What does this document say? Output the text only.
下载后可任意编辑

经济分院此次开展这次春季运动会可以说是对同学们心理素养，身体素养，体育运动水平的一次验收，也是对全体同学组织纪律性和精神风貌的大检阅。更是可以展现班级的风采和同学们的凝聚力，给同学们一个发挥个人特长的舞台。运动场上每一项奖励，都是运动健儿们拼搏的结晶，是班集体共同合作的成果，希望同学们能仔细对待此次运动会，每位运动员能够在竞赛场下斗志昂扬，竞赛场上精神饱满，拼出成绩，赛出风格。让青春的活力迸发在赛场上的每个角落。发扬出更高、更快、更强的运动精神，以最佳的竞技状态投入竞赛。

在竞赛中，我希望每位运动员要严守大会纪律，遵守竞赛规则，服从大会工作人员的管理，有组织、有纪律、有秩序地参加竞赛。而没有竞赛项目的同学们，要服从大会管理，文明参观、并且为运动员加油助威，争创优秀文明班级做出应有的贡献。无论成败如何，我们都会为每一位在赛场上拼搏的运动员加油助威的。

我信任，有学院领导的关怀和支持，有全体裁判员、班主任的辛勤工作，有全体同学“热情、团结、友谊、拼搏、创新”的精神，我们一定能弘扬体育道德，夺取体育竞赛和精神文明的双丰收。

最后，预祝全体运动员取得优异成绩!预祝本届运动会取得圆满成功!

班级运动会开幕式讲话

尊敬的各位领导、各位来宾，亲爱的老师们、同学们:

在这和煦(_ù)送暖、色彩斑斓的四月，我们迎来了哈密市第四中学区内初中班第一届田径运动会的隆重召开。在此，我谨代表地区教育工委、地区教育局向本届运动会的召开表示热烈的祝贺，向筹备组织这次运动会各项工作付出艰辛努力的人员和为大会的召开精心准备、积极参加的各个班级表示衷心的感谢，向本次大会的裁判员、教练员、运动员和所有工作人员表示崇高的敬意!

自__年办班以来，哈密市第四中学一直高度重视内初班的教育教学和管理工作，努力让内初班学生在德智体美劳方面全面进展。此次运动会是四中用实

*Instruction:* Repeat every line of the records above exactly.

*Response to this task:*
What does this document say? Output the text only.
下载后可任意编辑

经济分院此次开展这次春季运动会可以说是对同学们心理素养，身体素养，体育运动水平的一次验收，也是对全体同学组织纪律性和精神风貌的大检阅。更是可以展现班级的风采和同学们的凝聚力，给同学们一个发挥个人特长的舞台。运动场上每一项奖励，都是运动健儿们拼搏的结晶，是班集体共同合作的成果，希望同学们能仔细对待此次运动会，每位运动员能够在竞赛场下斗志昂扬，竞赛场上精神饱满，拼出成绩，赛出风格。让青春的活力迸发在赛场上的每个角落。发扬出更高、更快、更强的运动精神，以最佳的竞技状态投入竞赛。

在竞赛中，我希望每位运动员要严守大会纪律，遵守竞赛规则，服从大会工作人员的管理，有组织、有纪律、有秩序地参加竞赛。而没有竞赛项目的同学们，要服从大会管理，文明参观、并且为运动员加油助威，争创优秀文明班级做出应有的贡献。无论成败如何，我们都会为每一位在赛场上拼搏的运动员加油助威的。

我信任，有学院领导的关怀和支持，有全体裁判员、班主任的辛勤工作，有全体同学“热情、团结、友谊、拼搏、创新”的精神，我们一定能弘扬体育道德，夺取体育竞赛和精神文明的双丰收。

最后，预祝全体运动员取得优异成绩!预祝本届运动会取得圆满成功!

班级运动会开幕式讲话

尊敬的各位领导、各位来宾，亲爱的老师们、同学们:

在这和煦(_ù)送暖、色彩斑斓的四月，我们迎来了哈密市第四中学区内初中班第一届田径运动会的隆重召开。在此，我谨代表地区教育工委、地区教育局向本届运动会的召开表示热烈的祝贺，向筹备组织这次运动会各项工作付出艰辛努力的人员和为大会的召开精心准备、积极参加的各个班级表示衷心的感谢，向本次大会的裁判员、教练员、运动员和所有工作人员表示崇高的敬意!

自__年办班以来，哈密市第四中学一直高度重视内初班的教育教学和管理工作，努力让内初班学生在德智体美劳方面全面进展。此次运动会是四中用实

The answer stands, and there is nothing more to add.